# Requirements
Could you give the data below again, exactly and completely?

# Records for this task
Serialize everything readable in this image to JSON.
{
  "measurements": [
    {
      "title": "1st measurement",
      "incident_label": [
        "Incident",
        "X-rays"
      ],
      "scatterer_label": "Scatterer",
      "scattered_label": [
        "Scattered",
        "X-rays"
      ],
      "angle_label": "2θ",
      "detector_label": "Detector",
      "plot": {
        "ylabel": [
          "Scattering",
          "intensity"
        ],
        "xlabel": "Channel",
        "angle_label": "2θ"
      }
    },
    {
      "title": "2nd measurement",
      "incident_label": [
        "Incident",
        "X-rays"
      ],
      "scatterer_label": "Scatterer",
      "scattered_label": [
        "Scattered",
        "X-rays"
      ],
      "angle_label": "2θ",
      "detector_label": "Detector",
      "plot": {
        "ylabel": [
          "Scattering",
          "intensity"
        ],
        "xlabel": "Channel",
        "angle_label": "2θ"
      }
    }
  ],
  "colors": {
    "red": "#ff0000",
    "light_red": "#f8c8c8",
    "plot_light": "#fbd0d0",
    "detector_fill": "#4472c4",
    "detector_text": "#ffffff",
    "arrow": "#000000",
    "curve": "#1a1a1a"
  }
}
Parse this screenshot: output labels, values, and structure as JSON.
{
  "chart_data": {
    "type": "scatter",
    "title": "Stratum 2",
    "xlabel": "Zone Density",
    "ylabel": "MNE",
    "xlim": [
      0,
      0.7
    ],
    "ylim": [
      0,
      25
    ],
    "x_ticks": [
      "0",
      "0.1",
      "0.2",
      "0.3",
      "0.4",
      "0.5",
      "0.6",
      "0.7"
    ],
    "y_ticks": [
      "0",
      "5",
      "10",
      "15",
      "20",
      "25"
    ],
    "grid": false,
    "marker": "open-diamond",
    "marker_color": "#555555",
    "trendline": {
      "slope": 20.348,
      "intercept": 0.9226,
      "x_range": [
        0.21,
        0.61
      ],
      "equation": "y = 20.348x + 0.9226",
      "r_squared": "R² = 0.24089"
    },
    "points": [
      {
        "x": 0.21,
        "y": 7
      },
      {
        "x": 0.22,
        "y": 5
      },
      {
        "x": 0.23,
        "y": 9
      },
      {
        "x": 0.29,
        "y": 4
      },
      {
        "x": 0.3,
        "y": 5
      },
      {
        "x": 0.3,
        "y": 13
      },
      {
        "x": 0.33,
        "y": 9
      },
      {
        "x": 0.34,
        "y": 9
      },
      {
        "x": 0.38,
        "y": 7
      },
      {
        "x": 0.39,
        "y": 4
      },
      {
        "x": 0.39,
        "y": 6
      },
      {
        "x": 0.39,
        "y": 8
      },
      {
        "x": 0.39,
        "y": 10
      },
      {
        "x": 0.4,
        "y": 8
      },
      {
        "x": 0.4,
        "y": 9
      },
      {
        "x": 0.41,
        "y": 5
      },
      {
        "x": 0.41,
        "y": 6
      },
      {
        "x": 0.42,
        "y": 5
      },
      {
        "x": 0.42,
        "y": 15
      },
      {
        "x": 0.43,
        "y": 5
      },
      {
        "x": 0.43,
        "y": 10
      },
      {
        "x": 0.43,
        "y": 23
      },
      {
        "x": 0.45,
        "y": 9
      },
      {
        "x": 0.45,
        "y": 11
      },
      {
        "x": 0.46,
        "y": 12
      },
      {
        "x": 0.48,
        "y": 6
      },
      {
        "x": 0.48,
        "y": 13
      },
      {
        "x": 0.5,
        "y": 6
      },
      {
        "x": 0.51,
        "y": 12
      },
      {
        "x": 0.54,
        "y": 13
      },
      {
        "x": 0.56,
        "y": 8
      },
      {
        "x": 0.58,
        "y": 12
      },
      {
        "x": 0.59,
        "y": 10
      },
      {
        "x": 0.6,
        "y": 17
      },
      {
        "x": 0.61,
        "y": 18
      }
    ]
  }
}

# Written solution
Serialize everything readable in this image to JSON.
{
  "measurements": [
    {
      "title": "1st measurement",
      "incident_label": [
        "Incident",
        "X-rays"
      ],
      "scatterer_label": "Scatterer",
      "scattered_label": [
        "Scattered",
        "X-rays"
      ],
      "angle_label": "2θ",
      "detector_label": "Detector",
      "plot": {
        "ylabel": [
          "Scattering",
          "intensity"
        ],
        "xlabel": "Channel",
        "angle_label": "2θ"
      }
    },
    {
      "title": "2nd measurement",
      "incident_label": [
        "Incident",
        "X-rays"
      ],
      "scatterer_label": "Scatterer",
      "scattered_label": [
        "Scattered",
        "X-rays"
      ],
      "angle_label": "2θ",
      "detector_label": "Detector",
      "plot": {
        "ylabel": [
          "Scattering",
          "intensity"
        ],
        "xlabel": "Channel",
        "angle_label": "2θ"
      }
    }
  ],
  "colors": {
    "red": "#ff0000",
    "light_red": "#f8c8c8",
    "plot_light": "#fbd0d0",
    "detector_fill": "#4472c4",
    "detector_text": "#ffffff",
    "arrow": "#000000",
    "curve": "#1a1a1a"
  }
}
Parse this screenshot: output labels, values, and structure as JSON.
{
  "chart_data": {
    "type": "scatter",
    "title": "Stratum 2",
    "xlabel": "Zone Density",
    "ylabel": "MNE",
    "xlim": [
      0,
      0.7
    ],
    "ylim": [
      0,
      25
    ],
    "x_ticks": [
      "0",
      "0.1",
      "0.2",
      "0.3",
      "0.4",
      "0.5",
      "0.6",
      "0.7"
    ],
    "y_ticks": [
      "0",
      "5",
      "10",
      "15",
      "20",
      "25"
    ],
    "grid": false,
    "marker": "open-diamond",
    "marker_color": "#555555",
    "trendline": {
      "slope": 20.348,
      "intercept": 0.9226,
      "x_range": [
        0.21,
        0.61
      ],
      "equation": "y = 20.348x + 0.9226",
      "r_squared": "R² = 0.24089"
    },
    "points": [
      {
        "x": 0.21,
        "y": 7
      },
      {
        "x": 0.22,
        "y": 5
      },
      {
        "x": 0.23,
        "y": 9
      },
      {
        "x": 0.29,
        "y": 4
      },
      {
        "x": 0.3,
        "y": 5
      },
      {
        "x": 0.3,
        "y": 13
      },
      {
        "x": 0.33,
        "y": 9
      },
      {
        "x": 0.34,
        "y": 9
      },
      {
        "x": 0.38,
        "y": 7
      },
      {
        "x": 0.39,
        "y": 4
      },
      {
        "x": 0.39,
        "y": 6
      },
      {
        "x": 0.39,
        "y": 8
      },
      {
        "x": 0.39,
        "y": 10
      },
      {
        "x": 0.4,
        "y": 8
      },
      {
        "x": 0.4,
        "y": 9
      },
      {
        "x": 0.41,
        "y": 5
      },
      {
        "x": 0.41,
        "y": 6
      },
      {
        "x": 0.42,
        "y": 5
      },
      {
        "x": 0.42,
        "y": 15
      },
      {
        "x": 0.43,
        "y": 5
      },
      {
        "x": 0.43,
        "y": 10
      },
      {
        "x": 0.43,
        "y": 23
      },
      {
        "x": 0.45,
        "y": 9
      },
      {
        "x": 0.45,
        "y": 11
      },
      {
        "x": 0.46,
        "y": 12
      },
      {
        "x": 0.48,
        "y": 6
      },
      {
        "x": 0.48,
        "y": 13
      },
      {
        "x": 0.5,
        "y": 6
      },
      {
        "x": 0.51,
        "y": 12
      },
      {
        "x": 0.54,
        "y": 13
      },
      {
        "x": 0.56,
        "y": 8
      },
      {
        "x": 0.58,
        "y": 12
      },
      {
        "x": 0.59,
        "y": 10
      },
      {
        "x": 0.6,
        "y": 17
      },
      {
        "x": 0.61,
        "y": 18
      }
    ]
  }
}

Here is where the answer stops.